• **MATERIAL**
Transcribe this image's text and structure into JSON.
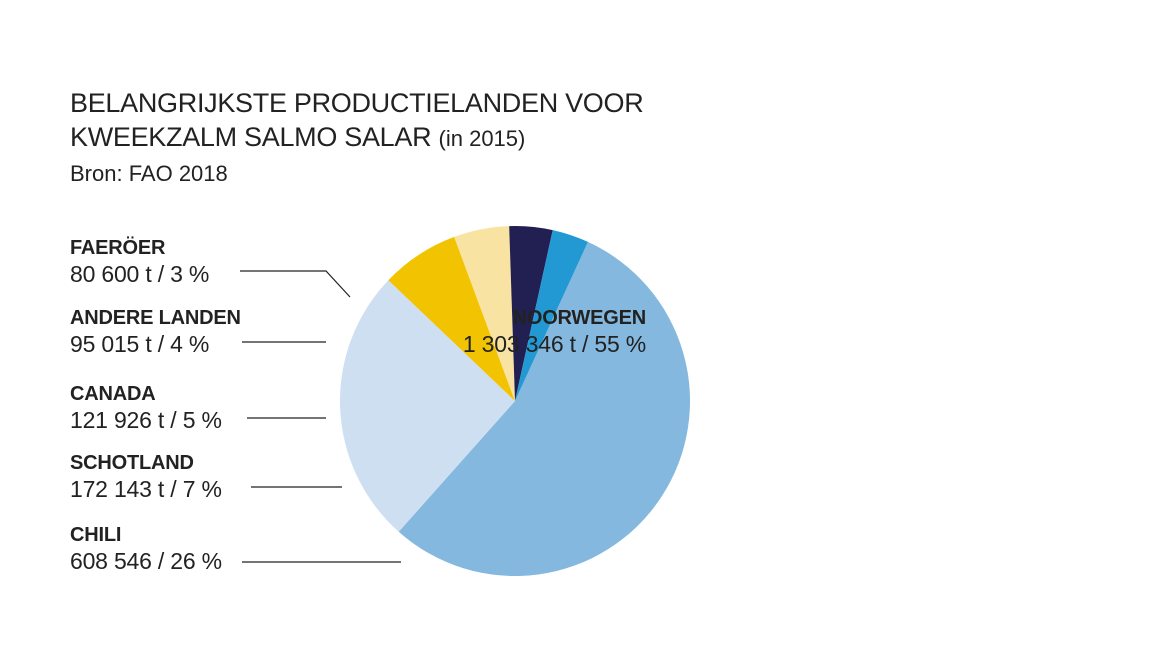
{
  "title": {
    "line1": "BELANGRIJKSTE PRODUCTIELANDEN VOOR",
    "line2_main": "KWEEKZALM SALMO SALAR",
    "line2_suffix": "(in 2015)",
    "source": "Bron: FAO 2018"
  },
  "chart_data": {
    "type": "pie",
    "title": "BELANGRIJKSTE PRODUCTIELANDEN VOOR KWEEKZALM SALMO SALAR (in 2015)",
    "start_angle_deg": 0,
    "direction": "clockwise",
    "slices": [
      {
        "key": "noorwegen",
        "name": "NOORWEGEN",
        "value": 1303346,
        "percent": 55,
        "value_label": "1 303 346 t / 55 %",
        "color": "#84b8de"
      },
      {
        "key": "chili",
        "name": "CHILI",
        "value": 608546,
        "percent": 26,
        "value_label": "608 546 / 26 %",
        "color": "#cfdff2"
      },
      {
        "key": "schotland",
        "name": "SCHOTLAND",
        "value": 172143,
        "percent": 7,
        "value_label": "172 143 t / 7 %",
        "color": "#f2c300"
      },
      {
        "key": "canada",
        "name": "CANADA",
        "value": 121926,
        "percent": 5,
        "value_label": "121 926 t / 5 %",
        "color": "#f8e3a3"
      },
      {
        "key": "andere",
        "name": "ANDERE LANDEN",
        "value": 95015,
        "percent": 4,
        "value_label": "95 015 t / 4 %",
        "color": "#221f52"
      },
      {
        "key": "faeroer",
        "name": "FAERÖER",
        "value": 80600,
        "percent": 3,
        "value_label": "80 600 t / 3 %",
        "color": "#2399d3"
      }
    ]
  },
  "colors": {
    "text": "#222222",
    "leader_line": "#222222"
  }
}
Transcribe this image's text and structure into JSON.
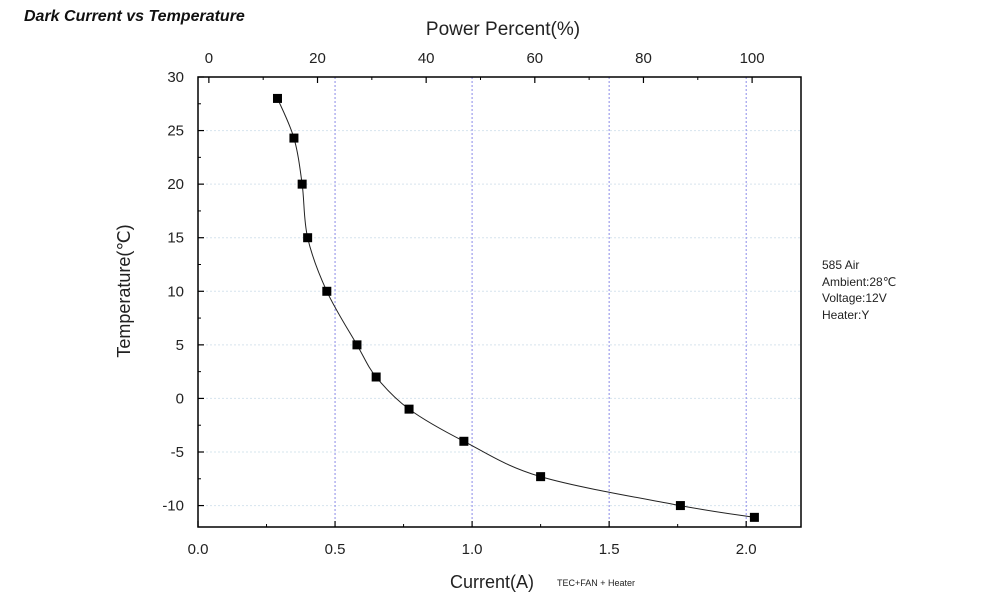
{
  "page": {
    "title": "Dark Current vs Temperature"
  },
  "chart_data": {
    "type": "scatter",
    "xlabel": "Current(A)",
    "xlabel_sub": "TEC+FAN + Heater",
    "ylabel": "Temperature(℃)",
    "x2label": "Power Percent(%)",
    "xlim": [
      0.0,
      2.2
    ],
    "ylim": [
      -12,
      30
    ],
    "x2lim": [
      -2,
      109
    ],
    "xticks": [
      "0.0",
      "0.5",
      "1.0",
      "1.5",
      "2.0"
    ],
    "xtick_values": [
      0.0,
      0.5,
      1.0,
      1.5,
      2.0
    ],
    "yticks": [
      "30",
      "25",
      "20",
      "15",
      "10",
      "5",
      "0",
      "-5",
      "-10"
    ],
    "ytick_values": [
      30,
      25,
      20,
      15,
      10,
      5,
      0,
      -5,
      -10
    ],
    "x2ticks": [
      "0",
      "20",
      "40",
      "60",
      "80",
      "100"
    ],
    "x2tick_values": [
      0,
      20,
      40,
      60,
      80,
      100
    ],
    "grid": true,
    "marker": "square",
    "line": "smooth",
    "x": [
      0.29,
      0.35,
      0.38,
      0.4,
      0.47,
      0.58,
      0.65,
      0.77,
      0.97,
      1.25,
      1.76,
      2.03
    ],
    "y": [
      28,
      24.3,
      20,
      15,
      10,
      5,
      2,
      -1,
      -4,
      -7.3,
      -10,
      -11.1
    ],
    "annotations": [
      "585 Air",
      "Ambient:28℃",
      "Voltage:12V",
      "Heater:Y"
    ]
  }
}
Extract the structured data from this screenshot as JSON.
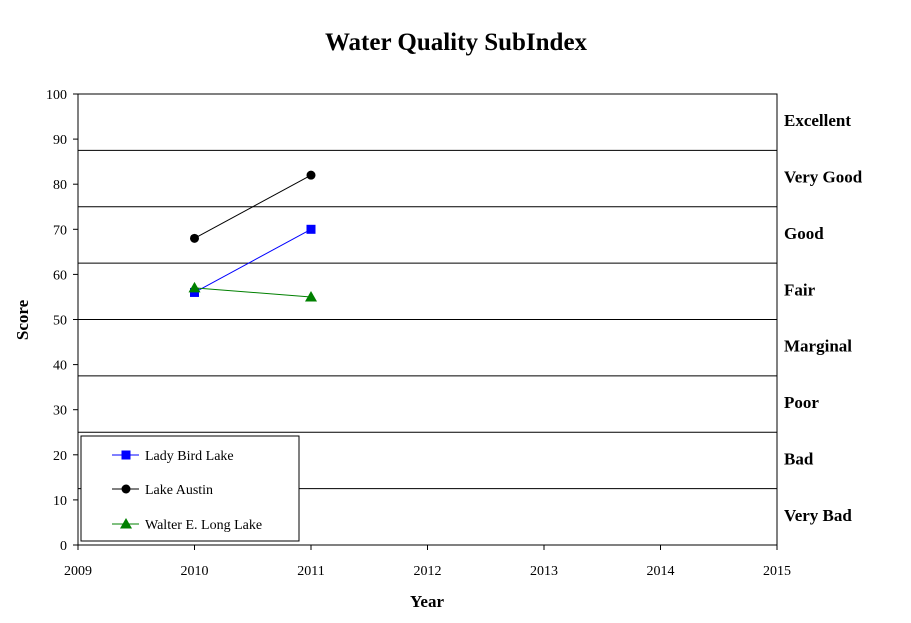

• **OBJECTIVE**
Pictures are not part of the copy; output everything else in the records exactly.

• **EXPECTED ANSWER**
Transcribe this image's text and structure into JSON.
{
  "title": {
    "line1": "BELANGRIJKSTE PRODUCTIELANDEN VOOR",
    "line2_main": "KWEEKZALM SALMO SALAR",
    "line2_suffix": "(in 2015)",
    "source": "Bron: FAO 2018"
  },
  "chart_data": {
    "type": "pie",
    "title": "BELANGRIJKSTE PRODUCTIELANDEN VOOR KWEEKZALM SALMO SALAR (in 2015)",
    "start_angle_deg": 0,
    "direction": "clockwise",
    "slices": [
      {
        "key": "noorwegen",
        "name": "NOORWEGEN",
        "value": 1303346,
        "percent": 55,
        "value_label": "1 303 346 t / 55 %",
        "color": "#84b8de"
      },
      {
        "key": "chili",
        "name": "CHILI",
        "value": 608546,
        "percent": 26,
        "value_label": "608 546 / 26 %",
        "color": "#cfdff2"
      },
      {
        "key": "schotland",
        "name": "SCHOTLAND",
        "value": 172143,
        "percent": 7,
        "value_label": "172 143 t / 7 %",
        "color": "#f2c300"
      },
      {
        "key": "canada",
        "name": "CANADA",
        "value": 121926,
        "percent": 5,
        "value_label": "121 926 t / 5 %",
        "color": "#f8e3a3"
      },
      {
        "key": "andere",
        "name": "ANDERE LANDEN",
        "value": 95015,
        "percent": 4,
        "value_label": "95 015 t / 4 %",
        "color": "#221f52"
      },
      {
        "key": "faeroer",
        "name": "FAERÖER",
        "value": 80600,
        "percent": 3,
        "value_label": "80 600 t / 3 %",
        "color": "#2399d3"
      }
    ]
  },
  "colors": {
    "text": "#222222",
    "leader_line": "#222222"
  }
}
Transcribe this image's text and structure into JSON.
{
  "page": {
    "title": "Dark Current vs Temperature"
  },
  "chart_data": {
    "type": "scatter",
    "xlabel": "Current(A)",
    "xlabel_sub": "TEC+FAN + Heater",
    "ylabel": "Temperature(℃)",
    "x2label": "Power Percent(%)",
    "xlim": [
      0.0,
      2.2
    ],
    "ylim": [
      -12,
      30
    ],
    "x2lim": [
      -2,
      109
    ],
    "xticks": [
      "0.0",
      "0.5",
      "1.0",
      "1.5",
      "2.0"
    ],
    "xtick_values": [
      0.0,
      0.5,
      1.0,
      1.5,
      2.0
    ],
    "yticks": [
      "30",
      "25",
      "20",
      "15",
      "10",
      "5",
      "0",
      "-5",
      "-10"
    ],
    "ytick_values": [
      30,
      25,
      20,
      15,
      10,
      5,
      0,
      -5,
      -10
    ],
    "x2ticks": [
      "0",
      "20",
      "40",
      "60",
      "80",
      "100"
    ],
    "x2tick_values": [
      0,
      20,
      40,
      60,
      80,
      100
    ],
    "grid": true,
    "marker": "square",
    "line": "smooth",
    "x": [
      0.29,
      0.35,
      0.38,
      0.4,
      0.47,
      0.58,
      0.65,
      0.77,
      0.97,
      1.25,
      1.76,
      2.03
    ],
    "y": [
      28,
      24.3,
      20,
      15,
      10,
      5,
      2,
      -1,
      -4,
      -7.3,
      -10,
      -11.1
    ],
    "annotations": [
      "585 Air",
      "Ambient:28℃",
      "Voltage:12V",
      "Heater:Y"
    ]
  }
}
Extract the structured data from this screenshot as JSON.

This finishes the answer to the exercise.